Brief: Every record below should be printed exactly as it appears.

Provided information:
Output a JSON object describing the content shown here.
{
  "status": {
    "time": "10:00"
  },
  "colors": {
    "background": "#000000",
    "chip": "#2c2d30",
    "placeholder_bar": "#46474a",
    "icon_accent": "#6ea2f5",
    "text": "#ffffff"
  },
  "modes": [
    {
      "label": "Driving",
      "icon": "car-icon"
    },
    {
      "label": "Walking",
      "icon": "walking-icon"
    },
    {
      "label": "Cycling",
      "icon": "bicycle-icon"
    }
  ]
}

Response to the task:
Output a JSON object describing the content shown here.
{
  "status": {
    "time": "10:00"
  },
  "colors": {
    "background": "#000000",
    "chip": "#2c2d30",
    "placeholder_bar": "#46474a",
    "icon_accent": "#6ea2f5",
    "text": "#ffffff"
  },
  "modes": [
    {
      "label": "Driving",
      "icon": "car-icon"
    },
    {
      "label": "Walking",
      "icon": "walking-icon"
    },
    {
      "label": "Cycling",
      "icon": "bicycle-icon"
    }
  ]
}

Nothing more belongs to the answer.